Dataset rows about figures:

= = =

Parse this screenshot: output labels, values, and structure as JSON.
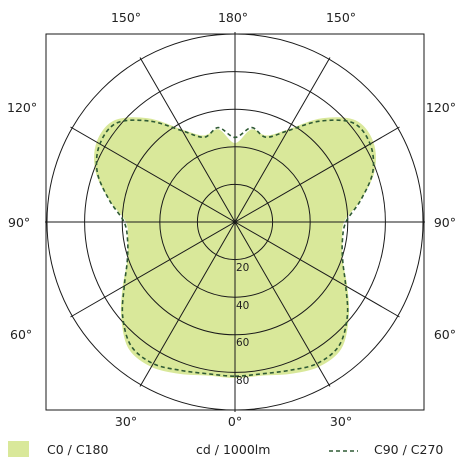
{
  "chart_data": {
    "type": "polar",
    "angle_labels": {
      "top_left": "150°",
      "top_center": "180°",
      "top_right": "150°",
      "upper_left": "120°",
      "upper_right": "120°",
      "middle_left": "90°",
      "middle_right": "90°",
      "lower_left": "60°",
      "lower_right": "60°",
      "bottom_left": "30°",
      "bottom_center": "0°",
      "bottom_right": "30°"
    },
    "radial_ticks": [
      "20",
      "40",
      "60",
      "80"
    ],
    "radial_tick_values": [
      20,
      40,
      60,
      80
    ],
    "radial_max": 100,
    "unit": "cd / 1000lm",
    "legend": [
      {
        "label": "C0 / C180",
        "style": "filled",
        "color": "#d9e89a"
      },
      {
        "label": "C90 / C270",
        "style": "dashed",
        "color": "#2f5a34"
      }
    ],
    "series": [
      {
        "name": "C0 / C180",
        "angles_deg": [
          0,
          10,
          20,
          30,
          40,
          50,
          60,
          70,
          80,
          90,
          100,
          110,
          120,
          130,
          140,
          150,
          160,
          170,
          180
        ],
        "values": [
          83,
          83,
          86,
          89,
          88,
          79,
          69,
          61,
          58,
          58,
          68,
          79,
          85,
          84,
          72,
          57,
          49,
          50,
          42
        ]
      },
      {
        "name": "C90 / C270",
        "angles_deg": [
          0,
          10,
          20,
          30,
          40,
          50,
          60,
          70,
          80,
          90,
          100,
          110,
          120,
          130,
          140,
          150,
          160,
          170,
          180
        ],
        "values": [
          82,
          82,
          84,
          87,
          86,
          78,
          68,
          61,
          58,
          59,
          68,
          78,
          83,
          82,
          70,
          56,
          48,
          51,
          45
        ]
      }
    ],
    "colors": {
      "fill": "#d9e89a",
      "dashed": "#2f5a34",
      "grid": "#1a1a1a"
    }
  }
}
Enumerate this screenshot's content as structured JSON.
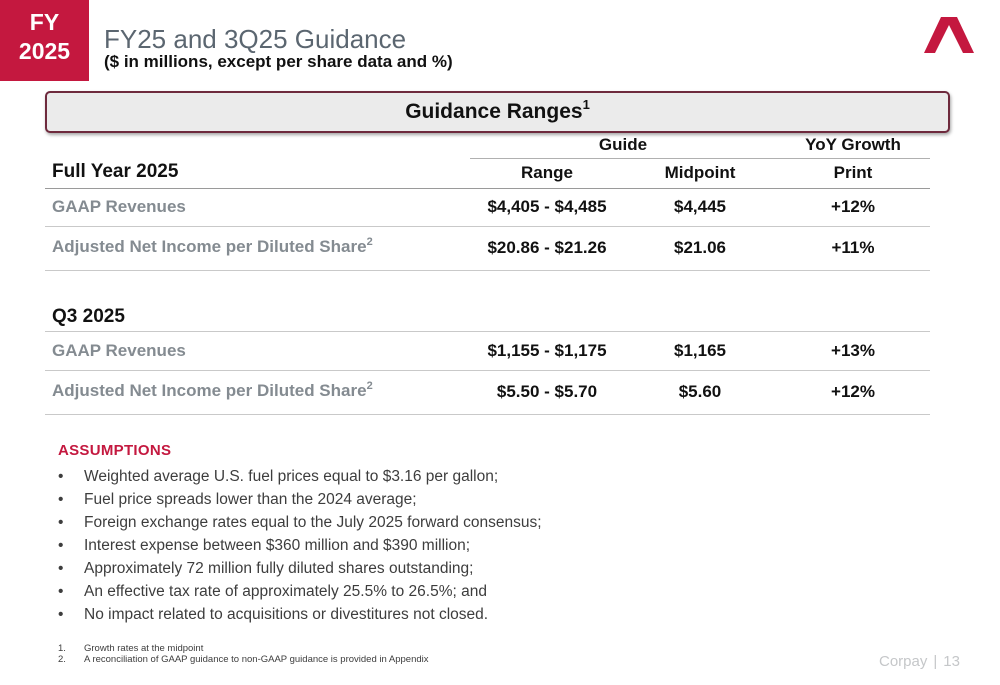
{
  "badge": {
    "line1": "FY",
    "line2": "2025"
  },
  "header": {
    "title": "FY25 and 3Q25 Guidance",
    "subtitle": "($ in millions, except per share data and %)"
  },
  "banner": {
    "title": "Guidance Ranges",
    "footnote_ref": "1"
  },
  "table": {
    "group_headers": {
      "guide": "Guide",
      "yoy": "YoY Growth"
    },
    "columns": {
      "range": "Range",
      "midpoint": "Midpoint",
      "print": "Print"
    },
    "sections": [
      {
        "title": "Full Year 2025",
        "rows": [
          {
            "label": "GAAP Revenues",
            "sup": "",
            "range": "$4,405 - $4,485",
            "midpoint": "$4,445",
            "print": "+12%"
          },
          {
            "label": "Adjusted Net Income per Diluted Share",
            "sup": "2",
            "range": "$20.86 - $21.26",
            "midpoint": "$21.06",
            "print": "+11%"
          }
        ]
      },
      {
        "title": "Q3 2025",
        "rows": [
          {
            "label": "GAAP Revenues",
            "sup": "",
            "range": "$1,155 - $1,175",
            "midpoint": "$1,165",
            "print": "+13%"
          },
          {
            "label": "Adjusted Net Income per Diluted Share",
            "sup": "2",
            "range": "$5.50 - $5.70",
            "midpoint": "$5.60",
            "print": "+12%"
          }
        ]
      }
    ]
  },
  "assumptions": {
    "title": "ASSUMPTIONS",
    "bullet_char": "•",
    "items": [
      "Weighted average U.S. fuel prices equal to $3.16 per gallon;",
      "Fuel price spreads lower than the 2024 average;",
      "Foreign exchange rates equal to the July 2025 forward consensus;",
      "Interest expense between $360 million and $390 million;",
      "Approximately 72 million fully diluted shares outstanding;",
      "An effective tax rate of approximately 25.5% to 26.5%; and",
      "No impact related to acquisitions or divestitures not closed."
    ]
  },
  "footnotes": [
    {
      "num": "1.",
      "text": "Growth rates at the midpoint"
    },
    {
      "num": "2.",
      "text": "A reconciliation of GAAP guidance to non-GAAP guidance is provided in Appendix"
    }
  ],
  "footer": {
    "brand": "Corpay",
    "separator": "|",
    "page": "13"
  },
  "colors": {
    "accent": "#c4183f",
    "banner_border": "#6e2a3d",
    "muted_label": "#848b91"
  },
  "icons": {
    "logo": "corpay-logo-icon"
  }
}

= = =

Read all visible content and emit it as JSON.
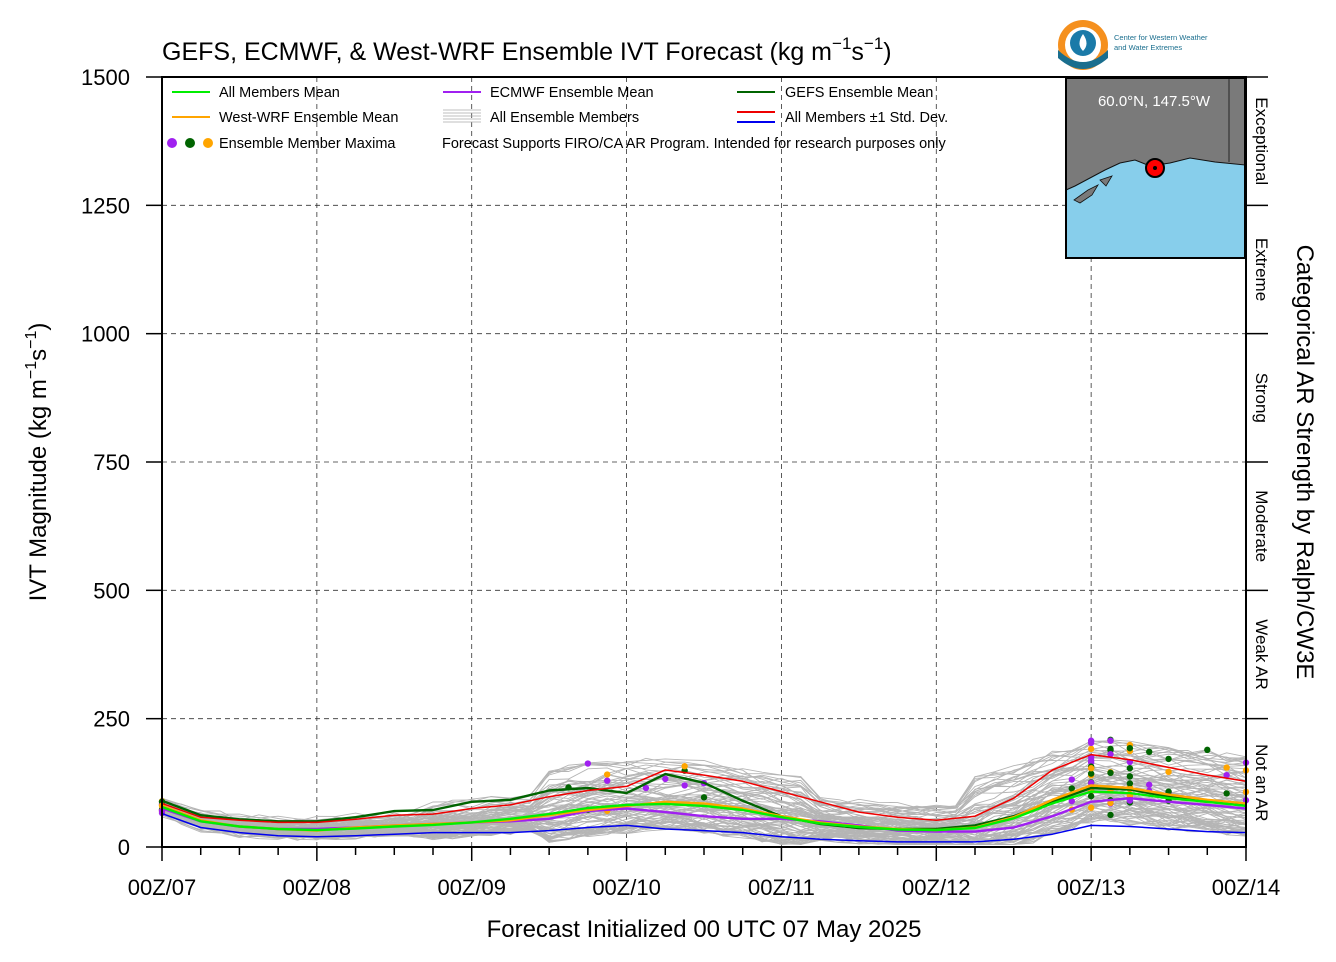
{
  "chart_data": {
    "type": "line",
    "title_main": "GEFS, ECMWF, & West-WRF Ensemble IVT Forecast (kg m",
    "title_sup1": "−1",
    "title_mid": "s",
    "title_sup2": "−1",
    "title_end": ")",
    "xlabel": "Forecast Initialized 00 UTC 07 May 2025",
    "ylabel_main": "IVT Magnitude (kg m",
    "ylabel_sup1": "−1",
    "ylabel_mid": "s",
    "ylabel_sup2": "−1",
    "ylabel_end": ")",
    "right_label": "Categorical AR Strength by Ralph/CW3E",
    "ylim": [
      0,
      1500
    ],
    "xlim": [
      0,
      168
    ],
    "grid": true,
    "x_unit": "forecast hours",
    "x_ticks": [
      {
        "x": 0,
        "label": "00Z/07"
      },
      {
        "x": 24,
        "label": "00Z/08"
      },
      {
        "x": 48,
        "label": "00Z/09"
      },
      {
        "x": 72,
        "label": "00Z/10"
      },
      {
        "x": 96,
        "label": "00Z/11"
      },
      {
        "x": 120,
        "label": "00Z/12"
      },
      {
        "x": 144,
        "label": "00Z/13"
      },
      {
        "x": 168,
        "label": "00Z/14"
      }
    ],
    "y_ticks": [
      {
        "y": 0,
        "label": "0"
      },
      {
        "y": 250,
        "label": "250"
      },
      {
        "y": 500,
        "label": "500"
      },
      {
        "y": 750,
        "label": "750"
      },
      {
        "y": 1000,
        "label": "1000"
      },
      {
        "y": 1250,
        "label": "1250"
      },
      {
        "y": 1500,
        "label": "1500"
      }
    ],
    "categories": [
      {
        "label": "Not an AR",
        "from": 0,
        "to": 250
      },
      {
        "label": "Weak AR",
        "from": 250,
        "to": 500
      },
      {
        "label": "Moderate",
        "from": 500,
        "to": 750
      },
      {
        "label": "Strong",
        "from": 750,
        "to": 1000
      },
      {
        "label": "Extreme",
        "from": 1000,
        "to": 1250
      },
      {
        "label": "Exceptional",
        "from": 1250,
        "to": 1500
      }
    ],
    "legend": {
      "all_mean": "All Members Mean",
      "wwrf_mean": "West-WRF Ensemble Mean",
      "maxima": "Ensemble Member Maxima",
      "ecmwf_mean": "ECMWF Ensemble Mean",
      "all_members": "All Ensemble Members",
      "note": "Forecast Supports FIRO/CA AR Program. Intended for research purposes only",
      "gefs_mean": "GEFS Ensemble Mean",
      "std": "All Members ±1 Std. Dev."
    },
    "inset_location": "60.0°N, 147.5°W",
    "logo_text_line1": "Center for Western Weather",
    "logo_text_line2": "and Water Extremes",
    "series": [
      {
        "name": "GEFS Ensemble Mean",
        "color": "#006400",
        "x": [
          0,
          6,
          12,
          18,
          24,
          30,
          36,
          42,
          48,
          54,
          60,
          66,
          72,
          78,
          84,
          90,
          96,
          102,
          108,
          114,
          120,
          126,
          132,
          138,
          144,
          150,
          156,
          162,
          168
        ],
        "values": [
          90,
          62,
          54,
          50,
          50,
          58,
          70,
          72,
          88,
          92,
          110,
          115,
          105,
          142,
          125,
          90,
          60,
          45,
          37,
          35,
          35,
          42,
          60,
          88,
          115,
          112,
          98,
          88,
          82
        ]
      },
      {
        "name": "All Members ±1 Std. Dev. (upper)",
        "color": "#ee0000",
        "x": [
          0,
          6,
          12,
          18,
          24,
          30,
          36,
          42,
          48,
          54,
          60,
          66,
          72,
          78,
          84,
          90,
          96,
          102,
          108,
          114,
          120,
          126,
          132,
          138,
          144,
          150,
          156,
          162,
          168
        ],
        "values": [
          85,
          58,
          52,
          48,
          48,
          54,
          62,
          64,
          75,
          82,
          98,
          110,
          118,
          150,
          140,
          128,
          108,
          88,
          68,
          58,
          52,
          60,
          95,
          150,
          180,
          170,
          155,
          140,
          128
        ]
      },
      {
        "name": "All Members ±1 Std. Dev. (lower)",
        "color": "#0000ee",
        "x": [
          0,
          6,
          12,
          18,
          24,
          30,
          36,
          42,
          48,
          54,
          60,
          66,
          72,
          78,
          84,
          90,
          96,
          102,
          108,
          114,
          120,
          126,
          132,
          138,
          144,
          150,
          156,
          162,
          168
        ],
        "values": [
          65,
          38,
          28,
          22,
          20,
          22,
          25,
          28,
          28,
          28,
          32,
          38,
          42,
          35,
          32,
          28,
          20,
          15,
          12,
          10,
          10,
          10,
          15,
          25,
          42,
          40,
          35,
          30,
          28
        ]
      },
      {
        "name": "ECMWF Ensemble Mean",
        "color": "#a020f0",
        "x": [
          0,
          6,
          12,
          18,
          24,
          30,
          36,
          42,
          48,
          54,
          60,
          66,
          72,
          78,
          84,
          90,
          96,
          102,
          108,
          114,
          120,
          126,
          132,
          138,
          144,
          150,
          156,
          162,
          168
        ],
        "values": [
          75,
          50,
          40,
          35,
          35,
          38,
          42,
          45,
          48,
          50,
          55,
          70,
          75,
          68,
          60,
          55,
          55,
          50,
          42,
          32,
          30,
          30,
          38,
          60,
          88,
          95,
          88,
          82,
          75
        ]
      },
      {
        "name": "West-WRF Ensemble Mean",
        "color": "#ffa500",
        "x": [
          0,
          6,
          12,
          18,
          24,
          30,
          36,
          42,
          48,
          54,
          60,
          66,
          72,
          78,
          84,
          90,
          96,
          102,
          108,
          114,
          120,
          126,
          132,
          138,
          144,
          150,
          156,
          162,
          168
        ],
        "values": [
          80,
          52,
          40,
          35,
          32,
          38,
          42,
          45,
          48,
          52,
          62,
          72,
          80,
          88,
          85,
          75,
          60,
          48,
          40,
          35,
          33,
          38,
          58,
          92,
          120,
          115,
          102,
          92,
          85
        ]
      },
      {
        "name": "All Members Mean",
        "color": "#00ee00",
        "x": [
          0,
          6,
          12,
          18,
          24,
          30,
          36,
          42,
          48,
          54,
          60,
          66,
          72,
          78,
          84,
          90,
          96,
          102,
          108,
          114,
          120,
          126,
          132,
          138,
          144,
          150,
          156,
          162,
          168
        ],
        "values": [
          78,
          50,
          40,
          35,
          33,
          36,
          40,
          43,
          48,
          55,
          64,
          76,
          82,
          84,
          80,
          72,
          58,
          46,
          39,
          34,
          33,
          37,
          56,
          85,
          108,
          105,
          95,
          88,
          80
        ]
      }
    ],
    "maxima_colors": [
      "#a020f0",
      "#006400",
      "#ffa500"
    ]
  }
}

= = =

**WHAT IS NEEDED**
How many lines of the data contain the word "name"? Answer with the number alone.

**EXERCISE SOLUTION**
8